## EXERCISE INSTRUCTIONS
Reproduce the listing below character for character; drop every image.

## Collection entries
* START *
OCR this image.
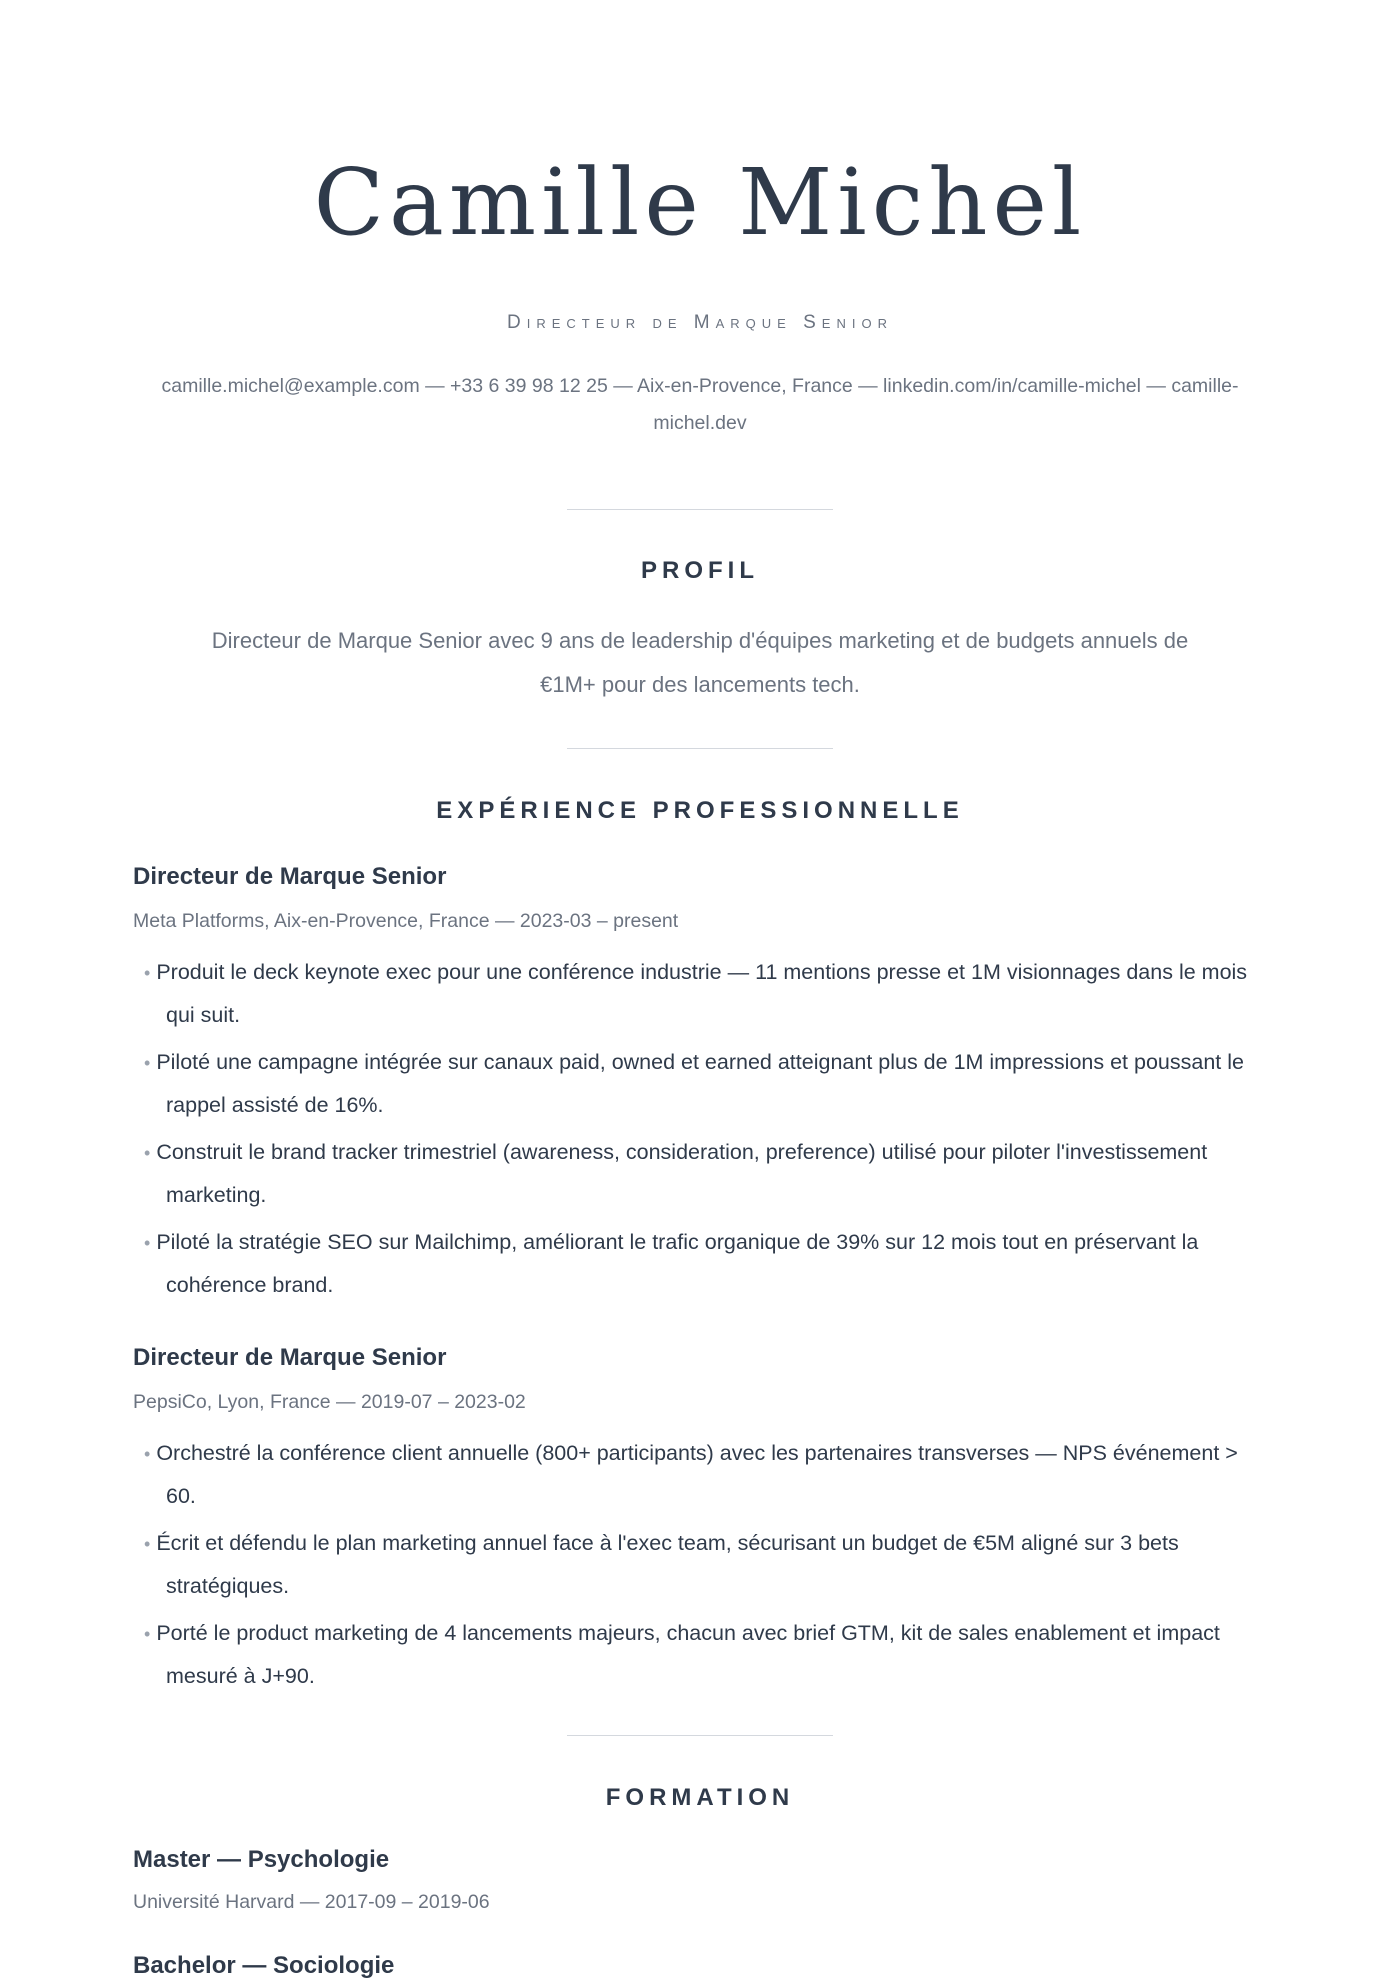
Camille Michel
Directeur de Marque Senior
camille.michel@example.com — +33 6 39 98 12 25 — Aix-en-Provence, France — linkedin.com/in/camille-michel — camille-michel.dev
PROFIL
Directeur de Marque Senior avec 9 ans de leadership d'équipes marketing et de budgets annuels de €1M+ pour des lancements tech.
EXPÉRIENCE PROFESSIONNELLE
Directeur de Marque Senior
Meta Platforms, Aix-en-Provence, France — 2023-03 – present
• Produit le deck keynote exec pour une conférence industrie — 11 mentions presse et 1M visionnages dans le mois qui suit.
• Piloté une campagne intégrée sur canaux paid, owned et earned atteignant plus de 1M impressions et poussant le rappel assisté de 16%.
• Construit le brand tracker trimestriel (awareness, consideration, preference) utilisé pour piloter l'investissement marketing.
• Piloté la stratégie SEO sur Mailchimp, améliorant le trafic organique de 39% sur 12 mois tout en préservant la cohérence brand.
Directeur de Marque Senior
PepsiCo, Lyon, France — 2019-07 – 2023-02
• Orchestré la conférence client annuelle (800+ participants) avec les partenaires transverses — NPS événement > 60.
• Écrit et défendu le plan marketing annuel face à l'exec team, sécurisant un budget de €5M aligné sur 3 bets stratégiques.
• Porté le product marketing de 4 lancements majeurs, chacun avec brief GTM, kit de sales enablement et impact mesuré à J+90.
FORMATION
Master — Psychologie
Université Harvard — 2017-09 – 2019-06
Bachelor — Sociologie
* END *
## RESULT OF THE EXERCISE
OCR this image.
Camille Michel
Directeur de Marque Senior
camille.michel@example.com — +33 6 39 98 12 25 — Aix-en-Provence, France — linkedin.com/in/camille-michel — camille-michel.dev
PROFIL
Directeur de Marque Senior avec 9 ans de leadership d'équipes marketing et de budgets annuels de €1M+ pour des lancements tech.
EXPÉRIENCE PROFESSIONNELLE
Directeur de Marque Senior
Meta Platforms, Aix-en-Provence, France — 2023-03 – present
• Produit le deck keynote exec pour une conférence industrie — 11 mentions presse et 1M visionnages dans le mois qui suit.
• Piloté une campagne intégrée sur canaux paid, owned et earned atteignant plus de 1M impressions et poussant le rappel assisté de 16%.
• Construit le brand tracker trimestriel (awareness, consideration, preference) utilisé pour piloter l'investissement marketing.
• Piloté la stratégie SEO sur Mailchimp, améliorant le trafic organique de 39% sur 12 mois tout en préservant la cohérence brand.
Directeur de Marque Senior
PepsiCo, Lyon, France — 2019-07 – 2023-02
• Orchestré la conférence client annuelle (800+ participants) avec les partenaires transverses — NPS événement > 60.
• Écrit et défendu le plan marketing annuel face à l'exec team, sécurisant un budget de €5M aligné sur 3 bets stratégiques.
• Porté le product marketing de 4 lancements majeurs, chacun avec brief GTM, kit de sales enablement et impact mesuré à J+90.
FORMATION
Master — Psychologie
Université Harvard — 2017-09 – 2019-06
Bachelor — Sociologie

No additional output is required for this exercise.